[START OF Material shown]

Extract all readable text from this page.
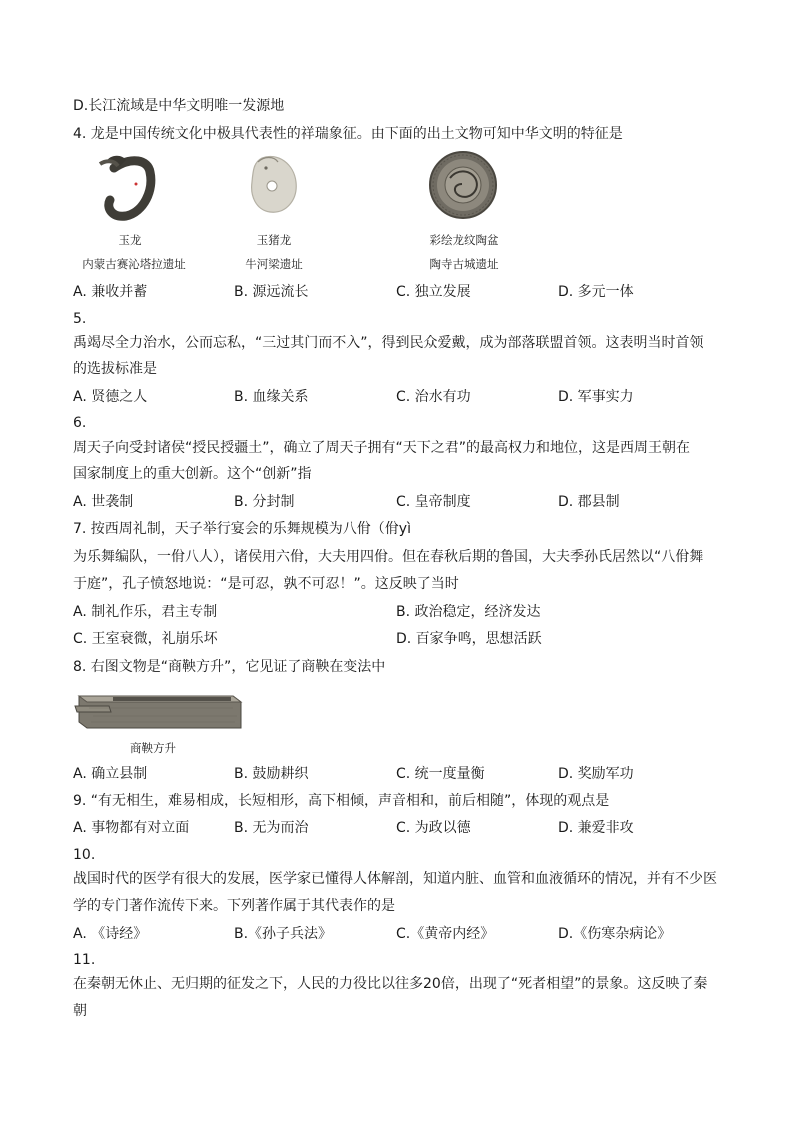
D.长江流域是中华文明唯一发源地
4. 龙是中国传统文化中极具代表性的祥瑞象征。由下面的出土文物可知中华文明的特征是
玉龙
内蒙古赛沁塔拉遗址
玉猪龙
牛河梁遗址
彩绘龙纹陶盆
陶寺古城遗址
A. 兼收并蓄	B. 源远流长	C. 独立发展	D. 多元一体
5.
禹竭尽全力治水，公而忘私，“三过其门而不入”，得到民众爱戴，成为部落联盟首领。这表明当时首领
的选拔标准是
A. 贤德之人	B. 血缘关系	C. 治水有功	D. 军事实力
6.
周天子向受封诸侯“授民授疆土”，确立了周天子拥有“天下之君”的最高权力和地位，这是西周王朝在
国家制度上的重大创新。这个“创新”指
A. 世袭制	B. 分封制	C. 皇帝制度	D. 郡县制
7. 按西周礼制，天子举行宴会的乐舞规模为八佾（佾yì
为乐舞编队，一佾八人），诸侯用六佾，大夫用四佾。但在春秋后期的鲁国，大夫季孙氏居然以“八佾舞
于庭”，孔子愤怒地说：“是可忍，孰不可忍！”。这反映了当时
A. 制礼作乐，君主专制	B. 政治稳定，经济发达
C. 王室衰微，礼崩乐坏	D. 百家争鸣，思想活跃
8. 右图文物是“商鞅方升”，它见证了商鞅在变法中
商鞅方升
A. 确立县制	B. 鼓励耕织	C. 统一度量衡	D. 奖励军功
9. “有无相生，难易相成，长短相形，高下相倾，声音相和，前后相随”，体现的观点是
A. 事物都有对立面	B. 无为而治	C. 为政以德	D. 兼爱非攻
10.
战国时代的医学有很大的发展，医学家已懂得人体解剖，知道内脏、血管和血液循环的情况，并有不少医
学的专门著作流传下来。下列著作属于其代表作的是
A. 《诗经》	B.《孙子兵法》	C.《黄帝内经》	D.《伤寒杂病论》
11.
在秦朝无休止、无归期的征发之下，人民的力役比以往多20倍，出现了“死者相望”的景象。这反映了秦
朝
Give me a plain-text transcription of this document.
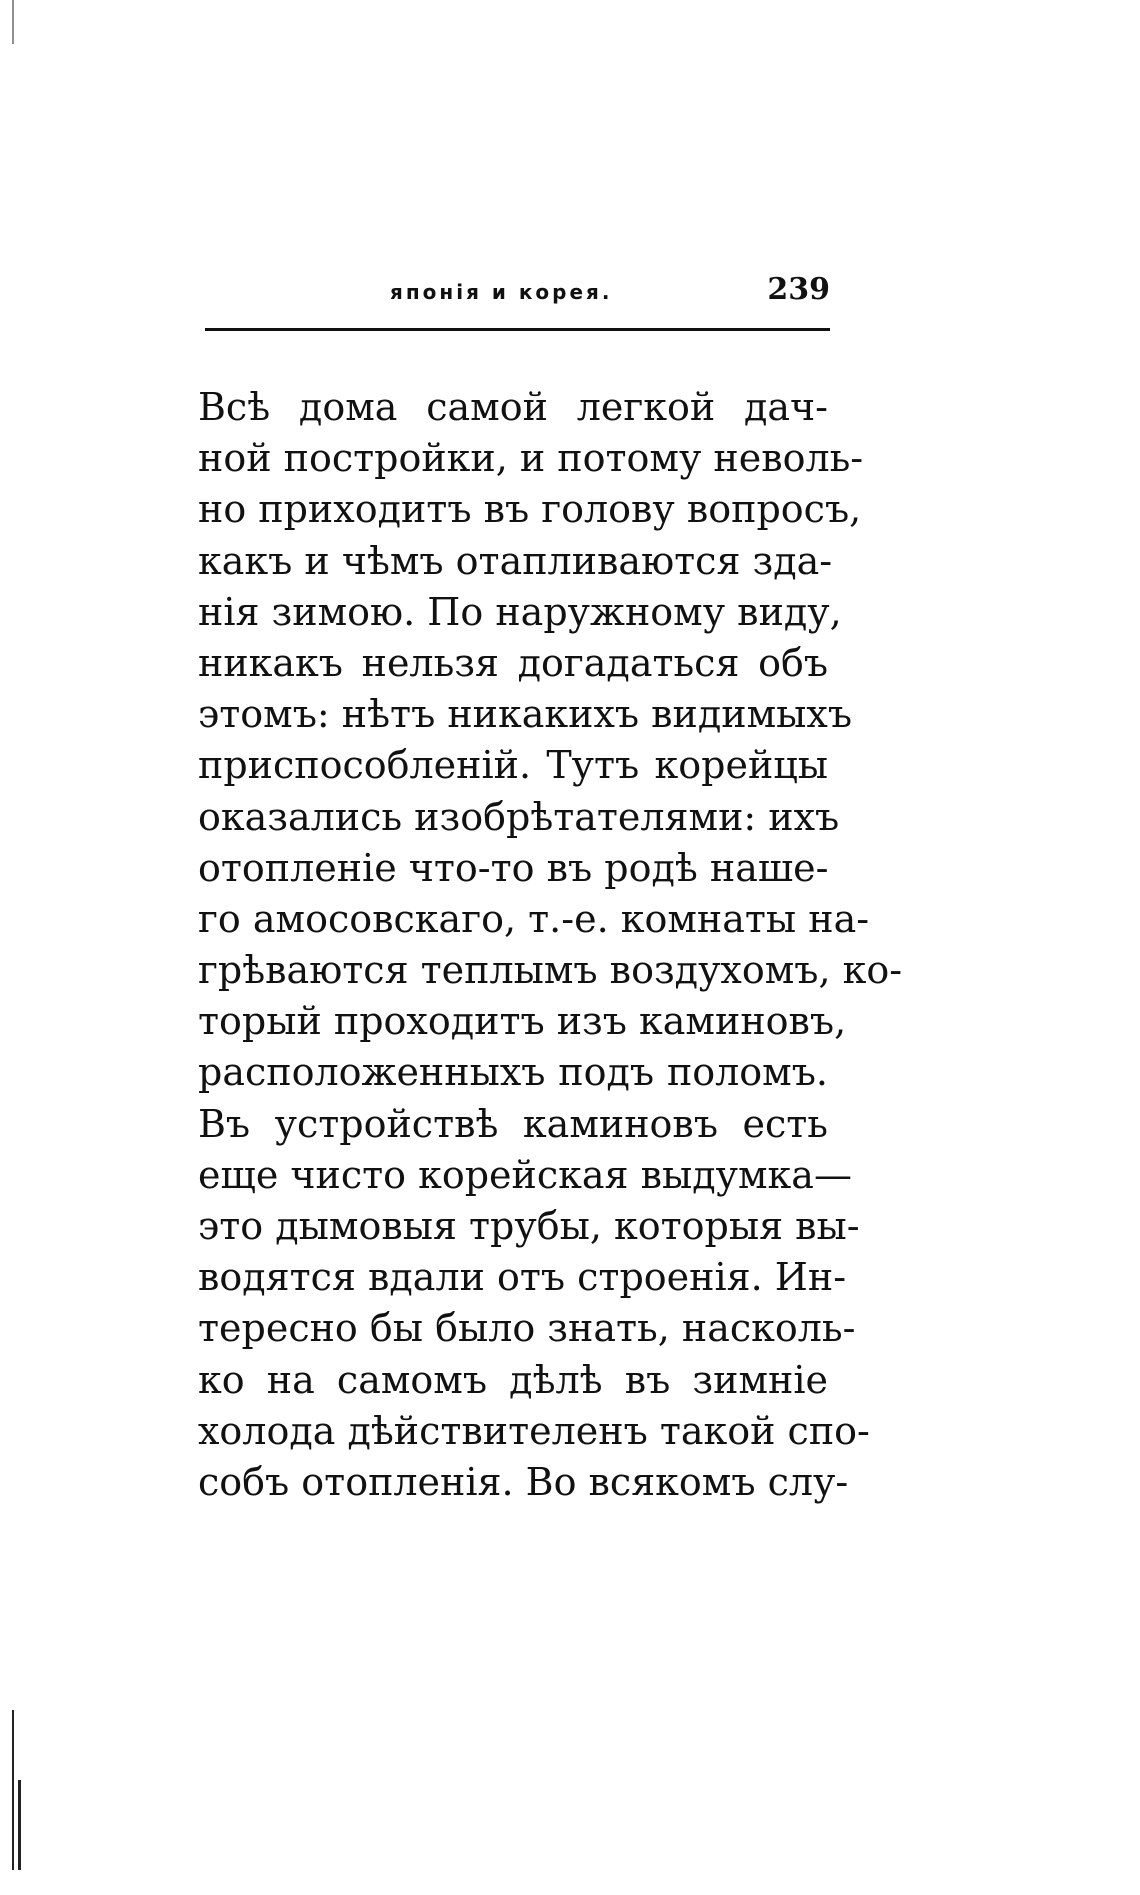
японія и корея.	239
Всѣ дома самой легкой дач-
ной постройки, и потому неволь-
но приходитъ въ голову вопросъ,
какъ и чѣмъ отапливаются зда-
нія зимою. По наружному виду,
никакъ нельзя догадаться объ
этомъ: нѣтъ никакихъ видимыхъ
приспособленій. Тутъ корейцы
оказались изобрѣтателями: ихъ
отопленіе что-то въ родѣ наше-
го амосовскаго, т.-е. комнаты на-
грѣваются теплымъ воздухомъ, ко-
торый проходитъ изъ каминовъ,
расположенныхъ подъ поломъ.
Въ устройствѣ каминовъ есть
еще чисто корейская выдумка—
это дымовыя трубы, которыя вы-
водятся вдали отъ строенія. Ин-
тересно бы было знать, насколь-
ко на самомъ дѣлѣ въ зимніе
холода дѣйствителенъ такой спо-
собъ отопленія. Во всякомъ слу-
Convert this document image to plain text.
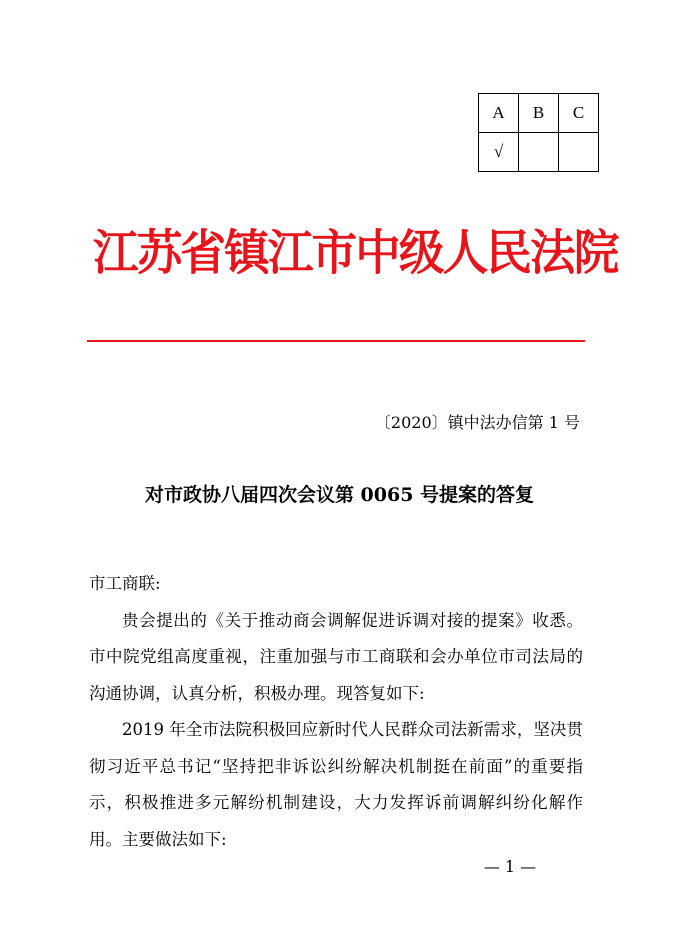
A	B	C
√		
江苏省镇江市中级人民法院
〔2020〕镇中法办信第 1 号
对市政协八届四次会议第 0065 号提案的答复

市工商联:

贵会提出的《关于推动商会调解促进诉调对接的提案》收悉。市中院党组高度重视，注重加强与市工商联和会办单位市司法局的沟通协调，认真分析，积极办理。现答复如下:

2019 年全市法院积极回应新时代人民群众司法新需求，坚决贯彻习近平总书记“坚持把非诉讼纠纷解决机制挺在前面”的重要指示，积极推进多元解纷机制建设，大力发挥诉前调解纠纷化解作用。主要做法如下:

— 1 —
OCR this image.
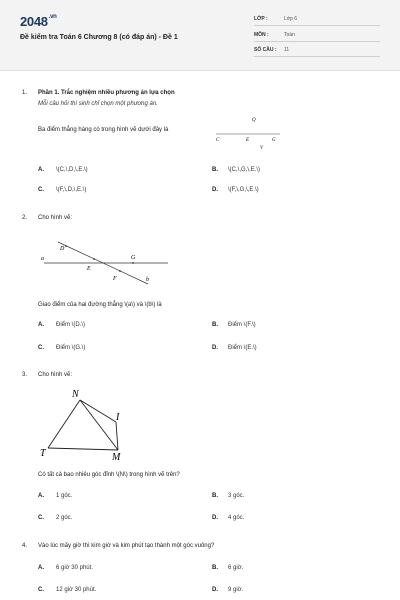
$2048^{.vn}$
Đề kiểm tra Toán 6 Chương 8 (có đáp án) - Đề 1
LỚP :	Lớp 6
MÔN :	Toán
SỐ CÂU : 11
1. Phần 1. Trắc nghiệm nhiều phương án lựa chọn
Mỗi câu hỏi thí sinh chỉ chọn một phương án.
Ba điểm thẳng hàng có trong hình vẽ dưới đây là
Q
C	E	G
V
A. \(C,\,D,\,E.\)	B. \(C,\,G,\,E.\)
C. \(F,\,D,\,E.\)	D. \(F,\,G,\,E.\)
2. Cho hình vẽ:
D
a	G
E
F	b
Giao điểm của hai đường thẳng \(a\) và \(b\) là
A. Điểm \(D.\)	B. Điểm \(F.\)
C. Điểm \(G.\)	D. Điểm \(E.\)
3. Cho hình vẽ:
N
I
T	M
Có tất cả bao nhiêu góc đỉnh \(N\) trong hình vẽ trên?
A. 1 góc.	B. 3 góc.
C. 2 góc.	D. 4 góc.
4. Vào lúc mấy giờ thì kim giờ và kim phút tạo thành một góc vuông?
A. 6 giờ 30 phút.	B. 6 giờ.
C. 12 giờ 30 phút.	D. 9 giờ.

[END OF Material shown]

▶ [What you have to do]: Where a line contains "thẳng", copy that line.

▶ [Output]:
Ba điểm thẳng hàng có trong hình vẽ dưới đây là
Giao điểm của hai đường thẳng \(a\) và \(b\) là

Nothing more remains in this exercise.